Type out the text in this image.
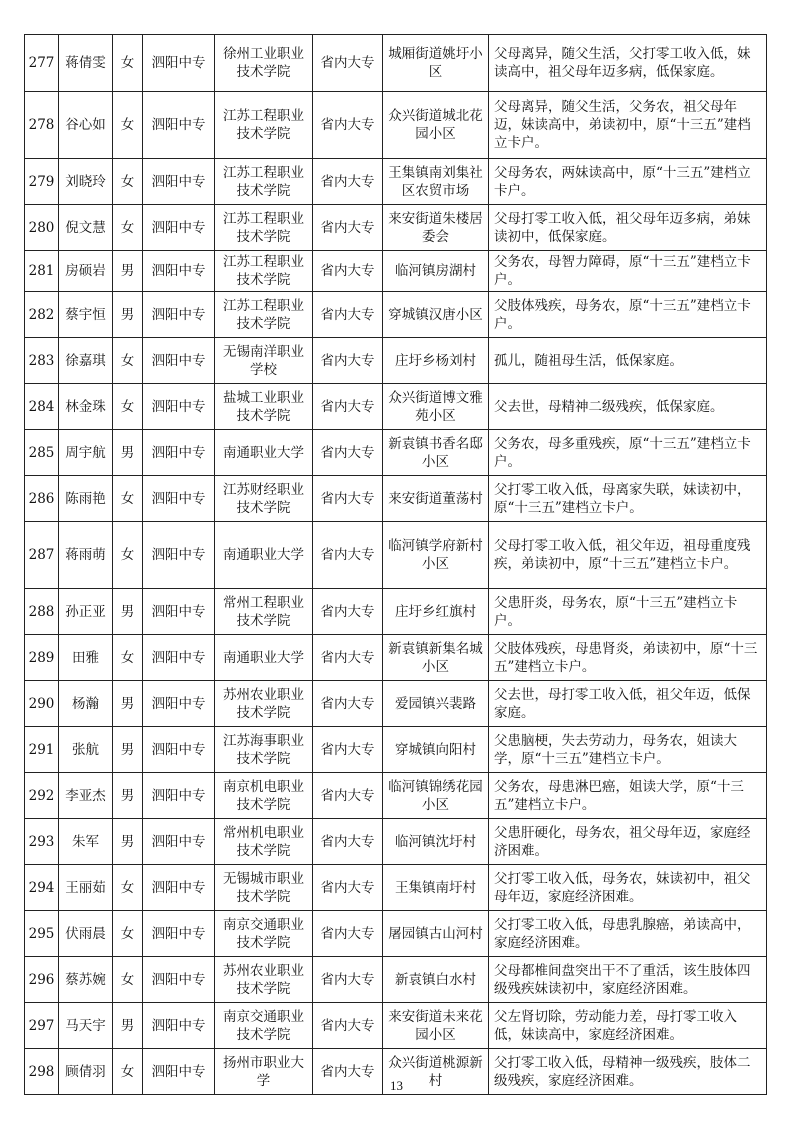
277	蒋倩雯	女	泗阳中专	徐州工业职业技术学院	省内大专	城厢街道姚圩小区	父母离异，随父生活，父打零工收入低，妹读高中，祖父母年迈多病，低保家庭。
278	谷心如	女	泗阳中专	江苏工程职业技术学院	省内大专	众兴街道城北花园小区	父母离异，随父生活，父务农，祖父母年迈，妹读高中，弟读初中，原“十三五”建档立卡户。
279	刘晓玲	女	泗阳中专	江苏工程职业技术学院	省内大专	王集镇南刘集社区农贸市场	父母务农，两妹读高中，原“十三五”建档立卡户。
280	倪文慧	女	泗阳中专	江苏工程职业技术学院	省内大专	来安街道朱楼居委会	父母打零工收入低，祖父母年迈多病，弟妹读初中，低保家庭。
281	房硕岩	男	泗阳中专	江苏工程职业技术学院	省内大专	临河镇房湖村	父务农，母智力障碍，原“十三五”建档立卡户。
282	蔡宇恒	男	泗阳中专	江苏工程职业技术学院	省内大专	穿城镇汉唐小区	父肢体残疾，母务农，原“十三五”建档立卡户。
283	徐嘉琪	女	泗阳中专	无锡南洋职业学校	省内大专	庄圩乡杨刘村	孤儿，随祖母生活，低保家庭。
284	林金珠	女	泗阳中专	盐城工业职业技术学院	省内大专	众兴街道博文雅苑小区	父去世，母精神二级残疾，低保家庭。
285	周宇航	男	泗阳中专	南通职业大学	省内大专	新袁镇书香名邸小区	父务农，母多重残疾，原“十三五”建档立卡户。
286	陈雨艳	女	泗阳中专	江苏财经职业技术学院	省内大专	来安街道董荡村	父打零工收入低，母离家失联，妹读初中，原“十三五”建档立卡户。
287	蒋雨萌	女	泗阳中专	南通职业大学	省内大专	临河镇学府新村小区	父母打零工收入低，祖父年迈，祖母重度残疾，弟读初中，原“十三五”建档立卡户。
288	孙正亚	男	泗阳中专	常州工程职业技术学院	省内大专	庄圩乡红旗村	父患肝炎，母务农，原“十三五”建档立卡户。
289	田雅	女	泗阳中专	南通职业大学	省内大专	新袁镇新集名城小区	父肢体残疾，母患肾炎，弟读初中，原“十三五”建档立卡户。
290	杨瀚	男	泗阳中专	苏州农业职业技术学院	省内大专	爱园镇兴裴路	父去世，母打零工收入低，祖父年迈，低保家庭。
291	张航	男	泗阳中专	江苏海事职业技术学院	省内大专	穿城镇向阳村	父患脑梗，失去劳动力，母务农，姐读大学，原“十三五”建档立卡户。
292	李亚杰	男	泗阳中专	南京机电职业技术学院	省内大专	临河镇锦绣花园小区	父务农，母患淋巴癌，姐读大学，原“十三五”建档立卡户。
293	朱军	男	泗阳中专	常州机电职业技术学院	省内大专	临河镇沈圩村	父患肝硬化，母务农，祖父母年迈，家庭经济困难。
294	王丽茹	女	泗阳中专	无锡城市职业技术学院	省内大专	王集镇南圩村	父打零工收入低，母务农，妹读初中，祖父母年迈，家庭经济困难。
295	伏雨晨	女	泗阳中专	南京交通职业技术学院	省内大专	屠园镇古山河村	父打零工收入低，母患乳腺癌，弟读高中，家庭经济困难。
296	蔡苏婉	女	泗阳中专	苏州农业职业技术学院	省内大专	新袁镇白水村	父母都椎间盘突出干不了重活，该生肢体四级残疾妹读初中，家庭经济困难。
297	马天宇	男	泗阳中专	南京交通职业技术学院	省内大专	来安街道未来花园小区	父左肾切除，劳动能力差，母打零工收入低，妹读高中，家庭经济困难。
298	顾倩羽	女	泗阳中专	扬州市职业大学	省内大专	众兴街道桃源新村	父打零工收入低，母精神一级残疾，肢体二级残疾，家庭经济困难。
13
********************
• Problem statement: Produce an exact copy of each line of data, skipping embedded images.

• Task output:
Type out the text in this image.
277	蒋倩雯	女	泗阳中专	徐州工业职业技术学院	省内大专	城厢街道姚圩小区	父母离异，随父生活，父打零工收入低，妹读高中，祖父母年迈多病，低保家庭。
278	谷心如	女	泗阳中专	江苏工程职业技术学院	省内大专	众兴街道城北花园小区	父母离异，随父生活，父务农，祖父母年迈，妹读高中，弟读初中，原“十三五”建档立卡户。
279	刘晓玲	女	泗阳中专	江苏工程职业技术学院	省内大专	王集镇南刘集社区农贸市场	父母务农，两妹读高中，原“十三五”建档立卡户。
280	倪文慧	女	泗阳中专	江苏工程职业技术学院	省内大专	来安街道朱楼居委会	父母打零工收入低，祖父母年迈多病，弟妹读初中，低保家庭。
281	房硕岩	男	泗阳中专	江苏工程职业技术学院	省内大专	临河镇房湖村	父务农，母智力障碍，原“十三五”建档立卡户。
282	蔡宇恒	男	泗阳中专	江苏工程职业技术学院	省内大专	穿城镇汉唐小区	父肢体残疾，母务农，原“十三五”建档立卡户。
283	徐嘉琪	女	泗阳中专	无锡南洋职业学校	省内大专	庄圩乡杨刘村	孤儿，随祖母生活，低保家庭。
284	林金珠	女	泗阳中专	盐城工业职业技术学院	省内大专	众兴街道博文雅苑小区	父去世，母精神二级残疾，低保家庭。
285	周宇航	男	泗阳中专	南通职业大学	省内大专	新袁镇书香名邸小区	父务农，母多重残疾，原“十三五”建档立卡户。
286	陈雨艳	女	泗阳中专	江苏财经职业技术学院	省内大专	来安街道董荡村	父打零工收入低，母离家失联，妹读初中，原“十三五”建档立卡户。
287	蒋雨萌	女	泗阳中专	南通职业大学	省内大专	临河镇学府新村小区	父母打零工收入低，祖父年迈，祖母重度残疾，弟读初中，原“十三五”建档立卡户。
288	孙正亚	男	泗阳中专	常州工程职业技术学院	省内大专	庄圩乡红旗村	父患肝炎，母务农，原“十三五”建档立卡户。
289	田雅	女	泗阳中专	南通职业大学	省内大专	新袁镇新集名城小区	父肢体残疾，母患肾炎，弟读初中，原“十三五”建档立卡户。
290	杨瀚	男	泗阳中专	苏州农业职业技术学院	省内大专	爱园镇兴裴路	父去世，母打零工收入低，祖父年迈，低保家庭。
291	张航	男	泗阳中专	江苏海事职业技术学院	省内大专	穿城镇向阳村	父患脑梗，失去劳动力，母务农，姐读大学，原“十三五”建档立卡户。
292	李亚杰	男	泗阳中专	南京机电职业技术学院	省内大专	临河镇锦绣花园小区	父务农，母患淋巴癌，姐读大学，原“十三五”建档立卡户。
293	朱军	男	泗阳中专	常州机电职业技术学院	省内大专	临河镇沈圩村	父患肝硬化，母务农，祖父母年迈，家庭经济困难。
294	王丽茹	女	泗阳中专	无锡城市职业技术学院	省内大专	王集镇南圩村	父打零工收入低，母务农，妹读初中，祖父母年迈，家庭经济困难。
295	伏雨晨	女	泗阳中专	南京交通职业技术学院	省内大专	屠园镇古山河村	父打零工收入低，母患乳腺癌，弟读高中，家庭经济困难。
296	蔡苏婉	女	泗阳中专	苏州农业职业技术学院	省内大专	新袁镇白水村	父母都椎间盘突出干不了重活，该生肢体四级残疾妹读初中，家庭经济困难。
297	马天宇	男	泗阳中专	南京交通职业技术学院	省内大专	来安街道未来花园小区	父左肾切除，劳动能力差，母打零工收入低，妹读高中，家庭经济困难。
298	顾倩羽	女	泗阳中专	扬州市职业大学	省内大专	众兴街道桃源新村	父打零工收入低，母精神一级残疾，肢体二级残疾，家庭经济困难。
13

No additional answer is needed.